__INFORMATION PROVIDED__:

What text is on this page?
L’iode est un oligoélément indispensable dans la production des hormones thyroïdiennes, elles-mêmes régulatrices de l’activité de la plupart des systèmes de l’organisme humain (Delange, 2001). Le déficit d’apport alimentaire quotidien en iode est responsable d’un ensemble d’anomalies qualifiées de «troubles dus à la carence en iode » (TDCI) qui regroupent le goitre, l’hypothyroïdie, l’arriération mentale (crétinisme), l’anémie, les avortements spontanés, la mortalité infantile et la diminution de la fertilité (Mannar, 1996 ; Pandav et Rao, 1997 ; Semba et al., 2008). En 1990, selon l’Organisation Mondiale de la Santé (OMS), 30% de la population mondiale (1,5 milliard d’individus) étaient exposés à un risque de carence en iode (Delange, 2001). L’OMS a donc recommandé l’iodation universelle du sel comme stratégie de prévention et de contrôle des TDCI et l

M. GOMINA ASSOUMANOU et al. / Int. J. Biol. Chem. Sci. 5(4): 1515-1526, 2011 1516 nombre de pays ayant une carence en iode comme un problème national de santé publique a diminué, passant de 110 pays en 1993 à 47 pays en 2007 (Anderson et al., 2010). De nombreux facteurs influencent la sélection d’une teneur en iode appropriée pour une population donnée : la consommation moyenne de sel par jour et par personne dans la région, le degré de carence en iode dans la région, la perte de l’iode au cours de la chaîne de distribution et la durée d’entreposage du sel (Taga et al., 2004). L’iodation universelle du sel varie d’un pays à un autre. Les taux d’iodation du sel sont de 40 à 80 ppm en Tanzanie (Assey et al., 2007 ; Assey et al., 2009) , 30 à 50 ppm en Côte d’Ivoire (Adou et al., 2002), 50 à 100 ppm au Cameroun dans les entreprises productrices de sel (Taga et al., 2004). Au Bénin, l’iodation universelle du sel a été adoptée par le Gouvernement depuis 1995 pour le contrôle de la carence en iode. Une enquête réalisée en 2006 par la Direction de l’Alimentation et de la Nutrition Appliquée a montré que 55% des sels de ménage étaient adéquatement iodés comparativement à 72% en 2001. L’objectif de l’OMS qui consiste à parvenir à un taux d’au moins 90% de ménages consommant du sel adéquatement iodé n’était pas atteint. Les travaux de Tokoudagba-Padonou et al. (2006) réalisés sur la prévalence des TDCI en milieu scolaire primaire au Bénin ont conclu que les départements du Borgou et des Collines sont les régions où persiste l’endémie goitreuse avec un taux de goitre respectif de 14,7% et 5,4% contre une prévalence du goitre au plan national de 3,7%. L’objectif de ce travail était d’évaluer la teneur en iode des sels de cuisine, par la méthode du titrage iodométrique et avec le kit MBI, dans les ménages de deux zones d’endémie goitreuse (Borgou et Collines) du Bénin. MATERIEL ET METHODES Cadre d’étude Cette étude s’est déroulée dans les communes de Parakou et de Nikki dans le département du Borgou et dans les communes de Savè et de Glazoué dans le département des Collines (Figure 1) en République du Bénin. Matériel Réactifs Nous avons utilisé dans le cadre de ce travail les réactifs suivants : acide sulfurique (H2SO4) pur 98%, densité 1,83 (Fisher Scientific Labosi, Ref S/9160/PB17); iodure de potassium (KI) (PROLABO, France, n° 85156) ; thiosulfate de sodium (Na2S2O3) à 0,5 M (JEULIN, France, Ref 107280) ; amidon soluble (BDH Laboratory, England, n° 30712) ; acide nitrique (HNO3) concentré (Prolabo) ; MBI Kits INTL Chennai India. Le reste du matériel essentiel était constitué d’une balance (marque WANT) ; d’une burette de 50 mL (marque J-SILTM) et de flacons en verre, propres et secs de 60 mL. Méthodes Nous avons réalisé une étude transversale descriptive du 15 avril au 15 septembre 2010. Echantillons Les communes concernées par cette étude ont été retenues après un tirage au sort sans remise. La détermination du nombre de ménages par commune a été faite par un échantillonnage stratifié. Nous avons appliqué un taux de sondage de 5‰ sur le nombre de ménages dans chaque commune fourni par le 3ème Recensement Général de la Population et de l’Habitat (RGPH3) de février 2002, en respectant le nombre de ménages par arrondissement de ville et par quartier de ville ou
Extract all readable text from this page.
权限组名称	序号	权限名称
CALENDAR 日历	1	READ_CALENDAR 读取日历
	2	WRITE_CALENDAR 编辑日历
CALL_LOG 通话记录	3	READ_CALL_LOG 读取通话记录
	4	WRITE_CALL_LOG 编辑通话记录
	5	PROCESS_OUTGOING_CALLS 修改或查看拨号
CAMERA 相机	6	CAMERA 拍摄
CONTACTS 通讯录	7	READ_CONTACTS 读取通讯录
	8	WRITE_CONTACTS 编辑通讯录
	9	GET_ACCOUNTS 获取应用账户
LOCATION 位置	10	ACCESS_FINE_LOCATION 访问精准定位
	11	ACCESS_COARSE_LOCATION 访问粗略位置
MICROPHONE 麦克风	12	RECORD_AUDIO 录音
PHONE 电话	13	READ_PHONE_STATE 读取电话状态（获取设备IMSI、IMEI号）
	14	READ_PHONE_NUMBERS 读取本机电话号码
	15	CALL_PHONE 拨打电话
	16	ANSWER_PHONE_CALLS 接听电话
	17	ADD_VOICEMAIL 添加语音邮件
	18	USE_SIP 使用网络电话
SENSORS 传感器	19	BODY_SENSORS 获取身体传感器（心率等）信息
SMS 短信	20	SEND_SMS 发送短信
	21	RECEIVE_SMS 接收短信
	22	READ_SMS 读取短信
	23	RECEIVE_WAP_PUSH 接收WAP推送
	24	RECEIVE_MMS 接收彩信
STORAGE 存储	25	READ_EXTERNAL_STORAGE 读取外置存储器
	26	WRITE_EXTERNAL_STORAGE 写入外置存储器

__PROBLEM__: Reproduce the lines word for word, starting at the one holding "Extract all readable text from this page." and ending at the final line of the material above.

__THE REPLY__:
Extract all readable text from this page.
权限组名称	序号	权限名称
CALENDAR 日历	1	READ_CALENDAR 读取日历
	2	WRITE_CALENDAR 编辑日历
CALL_LOG 通话记录	3	READ_CALL_LOG 读取通话记录
	4	WRITE_CALL_LOG 编辑通话记录
	5	PROCESS_OUTGOING_CALLS 修改或查看拨号
CAMERA 相机	6	CAMERA 拍摄
CONTACTS 通讯录	7	READ_CONTACTS 读取通讯录
	8	WRITE_CONTACTS 编辑通讯录
	9	GET_ACCOUNTS 获取应用账户
LOCATION 位置	10	ACCESS_FINE_LOCATION 访问精准定位
	11	ACCESS_COARSE_LOCATION 访问粗略位置
MICROPHONE 麦克风	12	RECORD_AUDIO 录音
PHONE 电话	13	READ_PHONE_STATE 读取电话状态（获取设备IMSI、IMEI号）
	14	READ_PHONE_NUMBERS 读取本机电话号码
	15	CALL_PHONE 拨打电话
	16	ANSWER_PHONE_CALLS 接听电话
	17	ADD_VOICEMAIL 添加语音邮件
	18	USE_SIP 使用网络电话
SENSORS 传感器	19	BODY_SENSORS 获取身体传感器（心率等）信息
SMS 短信	20	SEND_SMS 发送短信
	21	RECEIVE_SMS 接收短信
	22	READ_SMS 读取短信
	23	RECEIVE_WAP_PUSH 接收WAP推送
	24	RECEIVE_MMS 接收彩信
STORAGE 存储	25	READ_EXTERNAL_STORAGE 读取外置存储器
	26	WRITE_EXTERNAL_STORAGE 写入外置存储器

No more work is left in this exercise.